====== ENTRIES PROVIDED ======
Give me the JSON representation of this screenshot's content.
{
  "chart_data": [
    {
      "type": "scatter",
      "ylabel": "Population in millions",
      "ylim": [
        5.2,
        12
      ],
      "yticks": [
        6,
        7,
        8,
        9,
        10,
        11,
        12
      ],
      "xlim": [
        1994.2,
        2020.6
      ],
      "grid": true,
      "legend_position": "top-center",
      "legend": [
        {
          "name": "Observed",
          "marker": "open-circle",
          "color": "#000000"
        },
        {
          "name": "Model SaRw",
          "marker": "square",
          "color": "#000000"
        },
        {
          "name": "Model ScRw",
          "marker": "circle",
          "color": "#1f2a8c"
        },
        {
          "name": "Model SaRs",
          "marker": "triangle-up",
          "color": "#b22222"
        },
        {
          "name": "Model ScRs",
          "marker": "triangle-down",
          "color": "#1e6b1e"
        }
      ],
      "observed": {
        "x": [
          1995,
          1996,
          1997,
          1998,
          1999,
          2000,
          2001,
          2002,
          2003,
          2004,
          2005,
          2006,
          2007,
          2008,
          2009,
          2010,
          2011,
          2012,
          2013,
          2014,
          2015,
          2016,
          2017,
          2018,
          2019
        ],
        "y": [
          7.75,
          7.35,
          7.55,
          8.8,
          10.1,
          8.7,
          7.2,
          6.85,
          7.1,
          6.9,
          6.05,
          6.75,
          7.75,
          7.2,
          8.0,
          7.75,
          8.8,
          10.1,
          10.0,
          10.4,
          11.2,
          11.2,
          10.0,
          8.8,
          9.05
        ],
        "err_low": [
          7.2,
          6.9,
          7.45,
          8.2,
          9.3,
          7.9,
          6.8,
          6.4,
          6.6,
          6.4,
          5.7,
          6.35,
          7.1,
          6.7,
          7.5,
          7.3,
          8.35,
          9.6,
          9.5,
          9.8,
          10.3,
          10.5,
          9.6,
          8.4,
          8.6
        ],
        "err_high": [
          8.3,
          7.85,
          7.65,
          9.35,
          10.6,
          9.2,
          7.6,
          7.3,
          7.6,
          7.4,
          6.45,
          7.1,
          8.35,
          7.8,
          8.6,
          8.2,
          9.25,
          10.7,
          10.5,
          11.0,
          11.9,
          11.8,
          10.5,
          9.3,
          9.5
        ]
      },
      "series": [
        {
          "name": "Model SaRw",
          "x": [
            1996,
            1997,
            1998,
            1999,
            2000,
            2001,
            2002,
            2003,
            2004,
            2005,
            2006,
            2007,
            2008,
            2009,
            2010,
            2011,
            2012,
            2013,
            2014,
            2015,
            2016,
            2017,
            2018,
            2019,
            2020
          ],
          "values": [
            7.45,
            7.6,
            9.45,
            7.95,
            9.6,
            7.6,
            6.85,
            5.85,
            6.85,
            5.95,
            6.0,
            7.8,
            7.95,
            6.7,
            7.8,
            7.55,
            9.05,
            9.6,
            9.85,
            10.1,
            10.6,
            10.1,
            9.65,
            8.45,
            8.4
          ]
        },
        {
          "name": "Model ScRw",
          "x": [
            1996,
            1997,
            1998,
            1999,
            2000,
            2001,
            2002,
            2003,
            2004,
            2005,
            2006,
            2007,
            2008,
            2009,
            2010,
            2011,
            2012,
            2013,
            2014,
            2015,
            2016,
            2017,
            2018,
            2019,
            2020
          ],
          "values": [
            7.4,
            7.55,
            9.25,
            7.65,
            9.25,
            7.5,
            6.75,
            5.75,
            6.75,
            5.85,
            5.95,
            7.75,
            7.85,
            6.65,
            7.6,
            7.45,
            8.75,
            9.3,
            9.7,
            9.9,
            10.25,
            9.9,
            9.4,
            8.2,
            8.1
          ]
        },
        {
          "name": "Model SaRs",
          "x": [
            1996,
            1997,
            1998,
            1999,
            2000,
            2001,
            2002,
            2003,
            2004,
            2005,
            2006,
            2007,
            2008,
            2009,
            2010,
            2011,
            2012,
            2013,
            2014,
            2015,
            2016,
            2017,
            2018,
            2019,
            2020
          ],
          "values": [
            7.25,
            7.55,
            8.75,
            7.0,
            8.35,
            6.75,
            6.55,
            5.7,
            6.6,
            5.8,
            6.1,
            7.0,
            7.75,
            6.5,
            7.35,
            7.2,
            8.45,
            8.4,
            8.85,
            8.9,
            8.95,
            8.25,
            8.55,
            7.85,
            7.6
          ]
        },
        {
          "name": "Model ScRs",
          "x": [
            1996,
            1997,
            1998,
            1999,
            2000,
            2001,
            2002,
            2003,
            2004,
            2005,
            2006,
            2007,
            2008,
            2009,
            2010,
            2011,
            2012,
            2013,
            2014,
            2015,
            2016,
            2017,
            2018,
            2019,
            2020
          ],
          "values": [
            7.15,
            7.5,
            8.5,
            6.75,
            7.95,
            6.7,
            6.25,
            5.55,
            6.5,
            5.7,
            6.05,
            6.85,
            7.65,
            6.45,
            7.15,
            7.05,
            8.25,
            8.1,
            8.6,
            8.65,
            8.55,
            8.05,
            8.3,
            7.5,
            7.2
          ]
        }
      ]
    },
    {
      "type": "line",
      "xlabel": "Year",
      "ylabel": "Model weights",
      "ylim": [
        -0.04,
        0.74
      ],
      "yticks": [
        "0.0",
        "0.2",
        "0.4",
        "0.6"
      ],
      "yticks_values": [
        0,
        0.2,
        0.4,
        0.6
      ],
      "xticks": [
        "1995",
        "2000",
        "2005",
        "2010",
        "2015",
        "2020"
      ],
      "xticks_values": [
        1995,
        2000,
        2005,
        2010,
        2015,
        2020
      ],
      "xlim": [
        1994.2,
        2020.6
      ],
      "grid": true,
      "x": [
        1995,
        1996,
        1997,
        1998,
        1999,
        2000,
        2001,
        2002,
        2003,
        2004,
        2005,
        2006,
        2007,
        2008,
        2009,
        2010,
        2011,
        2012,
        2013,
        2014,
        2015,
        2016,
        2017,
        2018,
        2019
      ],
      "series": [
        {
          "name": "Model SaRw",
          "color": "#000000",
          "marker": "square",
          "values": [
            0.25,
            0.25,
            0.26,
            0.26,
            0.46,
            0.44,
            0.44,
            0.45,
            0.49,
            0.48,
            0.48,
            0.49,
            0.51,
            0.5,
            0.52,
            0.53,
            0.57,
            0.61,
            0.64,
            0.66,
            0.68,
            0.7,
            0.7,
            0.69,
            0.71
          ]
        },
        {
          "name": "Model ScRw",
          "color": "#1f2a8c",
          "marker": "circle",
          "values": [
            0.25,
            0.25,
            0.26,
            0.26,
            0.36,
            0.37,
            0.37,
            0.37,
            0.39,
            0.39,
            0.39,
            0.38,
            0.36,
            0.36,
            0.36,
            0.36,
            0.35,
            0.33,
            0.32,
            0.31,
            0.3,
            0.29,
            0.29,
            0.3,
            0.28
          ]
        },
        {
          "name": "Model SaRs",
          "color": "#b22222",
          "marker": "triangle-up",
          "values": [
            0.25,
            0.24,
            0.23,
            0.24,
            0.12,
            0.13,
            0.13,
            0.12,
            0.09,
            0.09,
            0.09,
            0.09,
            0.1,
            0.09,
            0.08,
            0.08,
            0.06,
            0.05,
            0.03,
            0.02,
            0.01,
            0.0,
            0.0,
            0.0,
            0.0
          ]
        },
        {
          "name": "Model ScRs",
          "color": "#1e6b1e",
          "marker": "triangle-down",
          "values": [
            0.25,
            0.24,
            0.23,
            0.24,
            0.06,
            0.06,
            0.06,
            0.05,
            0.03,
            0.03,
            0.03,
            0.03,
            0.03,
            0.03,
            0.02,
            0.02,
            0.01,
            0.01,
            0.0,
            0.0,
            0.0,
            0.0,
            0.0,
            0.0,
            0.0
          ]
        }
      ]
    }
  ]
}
======
SET EXERCISE: Can you reproduce all the material exactly?

COMPLETED EXERCISE:
Give me the JSON representation of this screenshot's content.
{
  "chart_data": [
    {
      "type": "scatter",
      "ylabel": "Population in millions",
      "ylim": [
        5.2,
        12
      ],
      "yticks": [
        6,
        7,
        8,
        9,
        10,
        11,
        12
      ],
      "xlim": [
        1994.2,
        2020.6
      ],
      "grid": true,
      "legend_position": "top-center",
      "legend": [
        {
          "name": "Observed",
          "marker": "open-circle",
          "color": "#000000"
        },
        {
          "name": "Model SaRw",
          "marker": "square",
          "color": "#000000"
        },
        {
          "name": "Model ScRw",
          "marker": "circle",
          "color": "#1f2a8c"
        },
        {
          "name": "Model SaRs",
          "marker": "triangle-up",
          "color": "#b22222"
        },
        {
          "name": "Model ScRs",
          "marker": "triangle-down",
          "color": "#1e6b1e"
        }
      ],
      "observed": {
        "x": [
          1995,
          1996,
          1997,
          1998,
          1999,
          2000,
          2001,
          2002,
          2003,
          2004,
          2005,
          2006,
          2007,
          2008,
          2009,
          2010,
          2011,
          2012,
          2013,
          2014,
          2015,
          2016,
          2017,
          2018,
          2019
        ],
        "y": [
          7.75,
          7.35,
          7.55,
          8.8,
          10.1,
          8.7,
          7.2,
          6.85,
          7.1,
          6.9,
          6.05,
          6.75,
          7.75,
          7.2,
          8.0,
          7.75,
          8.8,
          10.1,
          10.0,
          10.4,
          11.2,
          11.2,
          10.0,
          8.8,
          9.05
        ],
        "err_low": [
          7.2,
          6.9,
          7.45,
          8.2,
          9.3,
          7.9,
          6.8,
          6.4,
          6.6,
          6.4,
          5.7,
          6.35,
          7.1,
          6.7,
          7.5,
          7.3,
          8.35,
          9.6,
          9.5,
          9.8,
          10.3,
          10.5,
          9.6,
          8.4,
          8.6
        ],
        "err_high": [
          8.3,
          7.85,
          7.65,
          9.35,
          10.6,
          9.2,
          7.6,
          7.3,
          7.6,
          7.4,
          6.45,
          7.1,
          8.35,
          7.8,
          8.6,
          8.2,
          9.25,
          10.7,
          10.5,
          11.0,
          11.9,
          11.8,
          10.5,
          9.3,
          9.5
        ]
      },
      "series": [
        {
          "name": "Model SaRw",
          "x": [
            1996,
            1997,
            1998,
            1999,
            2000,
            2001,
            2002,
            2003,
            2004,
            2005,
            2006,
            2007,
            2008,
            2009,
            2010,
            2011,
            2012,
            2013,
            2014,
            2015,
            2016,
            2017,
            2018,
            2019,
            2020
          ],
          "values": [
            7.45,
            7.6,
            9.45,
            7.95,
            9.6,
            7.6,
            6.85,
            5.85,
            6.85,
            5.95,
            6.0,
            7.8,
            7.95,
            6.7,
            7.8,
            7.55,
            9.05,
            9.6,
            9.85,
            10.1,
            10.6,
            10.1,
            9.65,
            8.45,
            8.4
          ]
        },
        {
          "name": "Model ScRw",
          "x": [
            1996,
            1997,
            1998,
            1999,
            2000,
            2001,
            2002,
            2003,
            2004,
            2005,
            2006,
            2007,
            2008,
            2009,
            2010,
            2011,
            2012,
            2013,
            2014,
            2015,
            2016,
            2017,
            2018,
            2019,
            2020
          ],
          "values": [
            7.4,
            7.55,
            9.25,
            7.65,
            9.25,
            7.5,
            6.75,
            5.75,
            6.75,
            5.85,
            5.95,
            7.75,
            7.85,
            6.65,
            7.6,
            7.45,
            8.75,
            9.3,
            9.7,
            9.9,
            10.25,
            9.9,
            9.4,
            8.2,
            8.1
          ]
        },
        {
          "name": "Model SaRs",
          "x": [
            1996,
            1997,
            1998,
            1999,
            2000,
            2001,
            2002,
            2003,
            2004,
            2005,
            2006,
            2007,
            2008,
            2009,
            2010,
            2011,
            2012,
            2013,
            2014,
            2015,
            2016,
            2017,
            2018,
            2019,
            2020
          ],
          "values": [
            7.25,
            7.55,
            8.75,
            7.0,
            8.35,
            6.75,
            6.55,
            5.7,
            6.6,
            5.8,
            6.1,
            7.0,
            7.75,
            6.5,
            7.35,
            7.2,
            8.45,
            8.4,
            8.85,
            8.9,
            8.95,
            8.25,
            8.55,
            7.85,
            7.6
          ]
        },
        {
          "name": "Model ScRs",
          "x": [
            1996,
            1997,
            1998,
            1999,
            2000,
            2001,
            2002,
            2003,
            2004,
            2005,
            2006,
            2007,
            2008,
            2009,
            2010,
            2011,
            2012,
            2013,
            2014,
            2015,
            2016,
            2017,
            2018,
            2019,
            2020
          ],
          "values": [
            7.15,
            7.5,
            8.5,
            6.75,
            7.95,
            6.7,
            6.25,
            5.55,
            6.5,
            5.7,
            6.05,
            6.85,
            7.65,
            6.45,
            7.15,
            7.05,
            8.25,
            8.1,
            8.6,
            8.65,
            8.55,
            8.05,
            8.3,
            7.5,
            7.2
          ]
        }
      ]
    },
    {
      "type": "line",
      "xlabel": "Year",
      "ylabel": "Model weights",
      "ylim": [
        -0.04,
        0.74
      ],
      "yticks": [
        "0.0",
        "0.2",
        "0.4",
        "0.6"
      ],
      "yticks_values": [
        0,
        0.2,
        0.4,
        0.6
      ],
      "xticks": [
        "1995",
        "2000",
        "2005",
        "2010",
        "2015",
        "2020"
      ],
      "xticks_values": [
        1995,
        2000,
        2005,
        2010,
        2015,
        2020
      ],
      "xlim": [
        1994.2,
        2020.6
      ],
      "grid": true,
      "x": [
        1995,
        1996,
        1997,
        1998,
        1999,
        2000,
        2001,
        2002,
        2003,
        2004,
        2005,
        2006,
        2007,
        2008,
        2009,
        2010,
        2011,
        2012,
        2013,
        2014,
        2015,
        2016,
        2017,
        2018,
        2019
      ],
      "series": [
        {
          "name": "Model SaRw",
          "color": "#000000",
          "marker": "square",
          "values": [
            0.25,
            0.25,
            0.26,
            0.26,
            0.46,
            0.44,
            0.44,
            0.45,
            0.49,
            0.48,
            0.48,
            0.49,
            0.51,
            0.5,
            0.52,
            0.53,
            0.57,
            0.61,
            0.64,
            0.66,
            0.68,
            0.7,
            0.7,
            0.69,
            0.71
          ]
        },
        {
          "name": "Model ScRw",
          "color": "#1f2a8c",
          "marker": "circle",
          "values": [
            0.25,
            0.25,
            0.26,
            0.26,
            0.36,
            0.37,
            0.37,
            0.37,
            0.39,
            0.39,
            0.39,
            0.38,
            0.36,
            0.36,
            0.36,
            0.36,
            0.35,
            0.33,
            0.32,
            0.31,
            0.3,
            0.29,
            0.29,
            0.3,
            0.28
          ]
        },
        {
          "name": "Model SaRs",
          "color": "#b22222",
          "marker": "triangle-up",
          "values": [
            0.25,
            0.24,
            0.23,
            0.24,
            0.12,
            0.13,
            0.13,
            0.12,
            0.09,
            0.09,
            0.09,
            0.09,
            0.1,
            0.09,
            0.08,
            0.08,
            0.06,
            0.05,
            0.03,
            0.02,
            0.01,
            0.0,
            0.0,
            0.0,
            0.0
          ]
        },
        {
          "name": "Model ScRs",
          "color": "#1e6b1e",
          "marker": "triangle-down",
          "values": [
            0.25,
            0.24,
            0.23,
            0.24,
            0.06,
            0.06,
            0.06,
            0.05,
            0.03,
            0.03,
            0.03,
            0.03,
            0.03,
            0.03,
            0.02,
            0.02,
            0.01,
            0.01,
            0.0,
            0.0,
            0.0,
            0.0,
            0.0,
            0.0,
            0.0
          ]
        }
      ]
    }
  ]
}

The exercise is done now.